====== Recorded information ======

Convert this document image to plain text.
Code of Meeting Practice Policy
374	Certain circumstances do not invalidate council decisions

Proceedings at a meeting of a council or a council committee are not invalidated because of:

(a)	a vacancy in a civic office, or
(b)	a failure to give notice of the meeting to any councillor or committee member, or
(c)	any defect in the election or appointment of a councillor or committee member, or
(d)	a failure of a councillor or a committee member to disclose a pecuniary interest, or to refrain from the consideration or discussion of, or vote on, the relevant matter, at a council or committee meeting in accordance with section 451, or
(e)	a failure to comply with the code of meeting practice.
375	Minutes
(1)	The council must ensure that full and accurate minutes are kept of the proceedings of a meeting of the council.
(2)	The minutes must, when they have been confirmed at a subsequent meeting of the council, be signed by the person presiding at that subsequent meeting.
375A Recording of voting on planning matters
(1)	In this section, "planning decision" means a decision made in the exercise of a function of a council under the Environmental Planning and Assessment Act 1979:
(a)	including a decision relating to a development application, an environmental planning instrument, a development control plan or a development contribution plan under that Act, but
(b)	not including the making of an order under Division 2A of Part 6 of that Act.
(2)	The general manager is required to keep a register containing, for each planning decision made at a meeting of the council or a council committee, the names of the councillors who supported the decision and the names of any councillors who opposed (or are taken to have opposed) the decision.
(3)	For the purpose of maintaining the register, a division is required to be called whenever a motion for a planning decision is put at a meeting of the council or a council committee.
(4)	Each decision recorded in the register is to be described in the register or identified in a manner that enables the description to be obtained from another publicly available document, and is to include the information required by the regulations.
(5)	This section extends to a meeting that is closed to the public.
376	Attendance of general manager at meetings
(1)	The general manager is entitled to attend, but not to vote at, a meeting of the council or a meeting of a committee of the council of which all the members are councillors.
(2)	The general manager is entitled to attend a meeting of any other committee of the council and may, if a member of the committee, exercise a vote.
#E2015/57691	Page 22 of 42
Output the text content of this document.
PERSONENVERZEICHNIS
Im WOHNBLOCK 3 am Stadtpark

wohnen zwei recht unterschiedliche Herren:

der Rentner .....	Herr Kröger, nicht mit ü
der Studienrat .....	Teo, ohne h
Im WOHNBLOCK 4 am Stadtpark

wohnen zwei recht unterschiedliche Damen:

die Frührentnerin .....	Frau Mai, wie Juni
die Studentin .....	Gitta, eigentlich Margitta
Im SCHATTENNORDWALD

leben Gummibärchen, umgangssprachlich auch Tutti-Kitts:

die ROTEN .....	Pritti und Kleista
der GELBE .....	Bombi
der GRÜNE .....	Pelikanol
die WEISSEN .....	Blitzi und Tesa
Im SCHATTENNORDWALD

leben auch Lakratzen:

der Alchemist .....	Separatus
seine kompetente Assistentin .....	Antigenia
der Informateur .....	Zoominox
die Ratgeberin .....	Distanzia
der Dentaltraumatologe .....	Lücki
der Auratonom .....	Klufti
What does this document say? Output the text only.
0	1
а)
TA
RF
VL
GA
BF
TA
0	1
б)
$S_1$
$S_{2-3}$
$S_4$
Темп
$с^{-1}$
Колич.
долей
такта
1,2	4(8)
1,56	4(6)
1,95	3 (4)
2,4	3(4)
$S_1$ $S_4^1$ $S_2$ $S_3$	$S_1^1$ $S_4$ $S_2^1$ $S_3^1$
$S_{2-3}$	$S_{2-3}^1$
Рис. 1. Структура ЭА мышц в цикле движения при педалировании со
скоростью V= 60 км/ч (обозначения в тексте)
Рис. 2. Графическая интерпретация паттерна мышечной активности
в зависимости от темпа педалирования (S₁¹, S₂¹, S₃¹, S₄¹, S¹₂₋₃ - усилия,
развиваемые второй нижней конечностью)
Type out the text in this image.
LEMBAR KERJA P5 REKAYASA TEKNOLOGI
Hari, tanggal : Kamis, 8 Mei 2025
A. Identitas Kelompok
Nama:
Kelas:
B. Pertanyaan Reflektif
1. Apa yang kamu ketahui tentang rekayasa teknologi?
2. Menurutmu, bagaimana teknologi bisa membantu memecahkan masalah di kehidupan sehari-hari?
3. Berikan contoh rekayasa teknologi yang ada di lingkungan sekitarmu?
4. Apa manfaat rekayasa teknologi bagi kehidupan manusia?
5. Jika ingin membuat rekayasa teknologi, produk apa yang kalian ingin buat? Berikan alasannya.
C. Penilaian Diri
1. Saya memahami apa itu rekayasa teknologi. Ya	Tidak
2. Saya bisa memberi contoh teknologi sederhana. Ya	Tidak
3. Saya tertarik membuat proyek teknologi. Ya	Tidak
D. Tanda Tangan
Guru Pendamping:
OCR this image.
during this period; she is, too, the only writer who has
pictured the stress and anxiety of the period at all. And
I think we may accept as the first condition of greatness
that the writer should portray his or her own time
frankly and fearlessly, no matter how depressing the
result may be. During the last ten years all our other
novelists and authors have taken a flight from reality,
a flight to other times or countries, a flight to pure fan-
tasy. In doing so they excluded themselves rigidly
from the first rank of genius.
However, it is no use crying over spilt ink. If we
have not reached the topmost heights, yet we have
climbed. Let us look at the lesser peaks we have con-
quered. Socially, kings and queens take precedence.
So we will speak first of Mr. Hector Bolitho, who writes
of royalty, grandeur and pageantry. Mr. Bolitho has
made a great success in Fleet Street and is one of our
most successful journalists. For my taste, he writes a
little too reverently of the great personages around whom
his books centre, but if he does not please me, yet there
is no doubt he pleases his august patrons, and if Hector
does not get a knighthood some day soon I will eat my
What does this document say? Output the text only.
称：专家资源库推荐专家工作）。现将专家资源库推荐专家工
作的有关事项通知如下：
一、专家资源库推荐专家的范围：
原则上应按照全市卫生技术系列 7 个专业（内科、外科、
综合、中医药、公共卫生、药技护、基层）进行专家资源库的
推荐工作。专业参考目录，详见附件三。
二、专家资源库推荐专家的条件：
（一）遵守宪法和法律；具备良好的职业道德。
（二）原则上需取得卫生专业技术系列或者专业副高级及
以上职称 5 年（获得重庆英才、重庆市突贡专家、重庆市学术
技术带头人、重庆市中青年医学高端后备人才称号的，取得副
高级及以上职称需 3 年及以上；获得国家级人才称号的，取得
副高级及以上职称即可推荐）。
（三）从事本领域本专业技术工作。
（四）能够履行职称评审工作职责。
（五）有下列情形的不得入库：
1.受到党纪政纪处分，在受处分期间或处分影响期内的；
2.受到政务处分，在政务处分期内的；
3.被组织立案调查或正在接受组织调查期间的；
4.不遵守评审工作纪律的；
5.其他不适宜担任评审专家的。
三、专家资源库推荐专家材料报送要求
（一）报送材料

======

Short exercise ▸
Filter the records above for lines containing the word "required", and copy those lines.

Solution ▸
(2)	The general manager is required to keep a register containing, for each planning decision made at a meeting of the council or a council committee, the names of the councillors who supported the decision and the names of any councillors who opposed (or are taken to have opposed) the decision.
(3)	For the purpose of maintaining the register, a division is required to be called whenever a motion for a planning decision is put at a meeting of the council or a council committee.
(4)	Each decision recorded in the register is to be described in the register or identified in a manner that enables the description to be obtained from another publicly available document, and is to include the information required by the regulations.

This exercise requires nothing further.